• The request
Look over the lines below. Report each one that includes the string "JSON".

• Records for the exercise

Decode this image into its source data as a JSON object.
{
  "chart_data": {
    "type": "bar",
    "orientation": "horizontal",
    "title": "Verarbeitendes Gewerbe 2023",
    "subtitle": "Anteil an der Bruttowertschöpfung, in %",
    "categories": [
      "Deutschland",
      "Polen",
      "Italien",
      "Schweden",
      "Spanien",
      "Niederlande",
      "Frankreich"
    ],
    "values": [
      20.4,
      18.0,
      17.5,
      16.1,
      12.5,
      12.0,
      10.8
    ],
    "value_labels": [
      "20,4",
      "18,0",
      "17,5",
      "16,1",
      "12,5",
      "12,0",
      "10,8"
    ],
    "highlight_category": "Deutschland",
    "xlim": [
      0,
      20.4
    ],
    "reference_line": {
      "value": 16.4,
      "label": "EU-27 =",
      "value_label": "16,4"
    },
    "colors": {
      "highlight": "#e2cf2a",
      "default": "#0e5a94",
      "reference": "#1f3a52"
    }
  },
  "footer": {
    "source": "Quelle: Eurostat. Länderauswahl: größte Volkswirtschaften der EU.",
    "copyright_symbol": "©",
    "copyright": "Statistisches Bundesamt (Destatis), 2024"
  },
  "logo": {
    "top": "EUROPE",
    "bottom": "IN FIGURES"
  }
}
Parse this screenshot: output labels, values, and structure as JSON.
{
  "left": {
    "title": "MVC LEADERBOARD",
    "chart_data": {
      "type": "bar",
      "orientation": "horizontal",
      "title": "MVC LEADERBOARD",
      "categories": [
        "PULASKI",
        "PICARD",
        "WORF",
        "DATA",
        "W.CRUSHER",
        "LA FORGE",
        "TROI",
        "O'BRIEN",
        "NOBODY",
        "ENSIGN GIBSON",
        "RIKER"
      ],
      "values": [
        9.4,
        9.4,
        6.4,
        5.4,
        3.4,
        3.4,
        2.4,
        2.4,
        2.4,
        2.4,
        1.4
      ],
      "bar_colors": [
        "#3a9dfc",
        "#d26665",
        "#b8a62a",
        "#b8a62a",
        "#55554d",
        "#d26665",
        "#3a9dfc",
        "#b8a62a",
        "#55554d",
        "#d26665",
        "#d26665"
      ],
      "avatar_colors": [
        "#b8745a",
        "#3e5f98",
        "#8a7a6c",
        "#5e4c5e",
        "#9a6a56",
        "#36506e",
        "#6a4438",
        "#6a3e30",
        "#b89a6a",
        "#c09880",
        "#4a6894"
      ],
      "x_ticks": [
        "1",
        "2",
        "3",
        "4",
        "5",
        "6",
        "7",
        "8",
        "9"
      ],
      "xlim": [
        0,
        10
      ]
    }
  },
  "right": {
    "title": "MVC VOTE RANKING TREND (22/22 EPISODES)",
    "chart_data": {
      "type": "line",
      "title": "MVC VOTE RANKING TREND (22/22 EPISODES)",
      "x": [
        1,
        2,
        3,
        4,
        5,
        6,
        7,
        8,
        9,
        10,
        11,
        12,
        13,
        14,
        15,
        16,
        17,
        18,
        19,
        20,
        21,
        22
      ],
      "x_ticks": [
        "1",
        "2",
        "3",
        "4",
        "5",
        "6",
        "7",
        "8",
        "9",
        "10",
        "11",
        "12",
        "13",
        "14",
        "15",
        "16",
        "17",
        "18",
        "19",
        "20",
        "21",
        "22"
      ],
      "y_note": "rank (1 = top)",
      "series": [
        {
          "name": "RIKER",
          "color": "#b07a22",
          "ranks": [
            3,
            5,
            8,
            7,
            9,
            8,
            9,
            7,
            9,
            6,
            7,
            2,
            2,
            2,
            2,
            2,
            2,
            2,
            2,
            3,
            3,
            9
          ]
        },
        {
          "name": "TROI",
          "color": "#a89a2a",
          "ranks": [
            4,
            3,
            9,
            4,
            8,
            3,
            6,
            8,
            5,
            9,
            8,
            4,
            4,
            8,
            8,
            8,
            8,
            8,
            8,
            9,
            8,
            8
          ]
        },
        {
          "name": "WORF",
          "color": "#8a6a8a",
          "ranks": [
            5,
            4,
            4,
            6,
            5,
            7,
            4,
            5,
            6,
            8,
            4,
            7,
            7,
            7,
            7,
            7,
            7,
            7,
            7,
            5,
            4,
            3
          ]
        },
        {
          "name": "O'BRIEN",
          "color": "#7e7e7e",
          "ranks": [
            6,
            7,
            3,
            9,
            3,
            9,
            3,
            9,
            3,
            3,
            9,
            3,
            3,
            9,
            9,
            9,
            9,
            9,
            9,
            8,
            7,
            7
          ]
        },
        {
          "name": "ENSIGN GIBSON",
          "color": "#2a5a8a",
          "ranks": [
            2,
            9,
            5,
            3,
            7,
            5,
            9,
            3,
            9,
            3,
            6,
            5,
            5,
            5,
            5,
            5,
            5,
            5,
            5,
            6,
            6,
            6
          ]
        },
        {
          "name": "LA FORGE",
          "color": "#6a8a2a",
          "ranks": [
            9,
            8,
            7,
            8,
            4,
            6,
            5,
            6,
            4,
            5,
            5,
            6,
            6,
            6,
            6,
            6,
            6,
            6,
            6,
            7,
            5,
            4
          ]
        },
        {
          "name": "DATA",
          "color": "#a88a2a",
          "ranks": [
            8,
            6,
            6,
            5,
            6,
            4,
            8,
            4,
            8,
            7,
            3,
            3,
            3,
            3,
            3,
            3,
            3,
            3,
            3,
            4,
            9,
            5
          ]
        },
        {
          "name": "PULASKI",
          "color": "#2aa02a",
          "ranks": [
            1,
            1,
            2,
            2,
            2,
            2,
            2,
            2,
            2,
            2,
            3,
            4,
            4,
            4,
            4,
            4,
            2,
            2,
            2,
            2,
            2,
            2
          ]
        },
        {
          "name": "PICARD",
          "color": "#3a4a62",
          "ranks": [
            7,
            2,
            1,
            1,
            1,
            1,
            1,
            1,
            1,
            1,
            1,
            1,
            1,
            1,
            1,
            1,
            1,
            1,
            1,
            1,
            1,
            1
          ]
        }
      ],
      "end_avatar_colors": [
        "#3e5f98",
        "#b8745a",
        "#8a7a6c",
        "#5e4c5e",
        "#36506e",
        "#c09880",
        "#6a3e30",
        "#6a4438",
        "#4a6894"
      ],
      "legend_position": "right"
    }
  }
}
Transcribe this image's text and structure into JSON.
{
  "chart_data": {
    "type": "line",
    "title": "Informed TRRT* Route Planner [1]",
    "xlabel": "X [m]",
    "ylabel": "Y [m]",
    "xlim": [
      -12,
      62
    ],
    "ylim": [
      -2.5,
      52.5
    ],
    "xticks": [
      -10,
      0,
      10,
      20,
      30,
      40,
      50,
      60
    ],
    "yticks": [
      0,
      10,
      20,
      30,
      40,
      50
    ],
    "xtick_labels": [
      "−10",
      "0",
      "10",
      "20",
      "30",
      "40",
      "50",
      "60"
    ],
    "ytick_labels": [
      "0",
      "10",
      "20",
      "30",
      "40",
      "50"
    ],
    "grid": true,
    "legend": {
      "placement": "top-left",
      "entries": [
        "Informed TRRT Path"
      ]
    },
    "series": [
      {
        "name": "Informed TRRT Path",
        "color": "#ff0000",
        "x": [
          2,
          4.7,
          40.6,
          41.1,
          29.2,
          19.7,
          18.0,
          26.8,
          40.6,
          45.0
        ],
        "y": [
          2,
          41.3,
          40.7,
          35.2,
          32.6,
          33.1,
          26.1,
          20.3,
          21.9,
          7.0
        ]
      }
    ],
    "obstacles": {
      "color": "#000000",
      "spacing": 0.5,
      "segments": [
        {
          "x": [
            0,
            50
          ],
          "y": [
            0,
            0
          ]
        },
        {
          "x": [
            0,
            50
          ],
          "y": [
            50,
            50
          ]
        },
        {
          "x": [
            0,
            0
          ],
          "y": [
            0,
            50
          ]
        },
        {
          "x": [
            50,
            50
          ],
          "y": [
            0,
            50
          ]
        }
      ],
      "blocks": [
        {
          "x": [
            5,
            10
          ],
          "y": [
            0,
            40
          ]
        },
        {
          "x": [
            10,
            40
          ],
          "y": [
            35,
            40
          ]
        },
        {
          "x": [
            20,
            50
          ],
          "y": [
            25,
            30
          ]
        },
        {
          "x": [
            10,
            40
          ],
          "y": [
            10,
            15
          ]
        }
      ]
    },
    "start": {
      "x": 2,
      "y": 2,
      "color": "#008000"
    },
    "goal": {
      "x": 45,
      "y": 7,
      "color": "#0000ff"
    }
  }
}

• Solution for this exercise
Decode this image into its source data as a JSON object.
Parse this screenshot: output labels, values, and structure as JSON.
Transcribe this image's text and structure into JSON.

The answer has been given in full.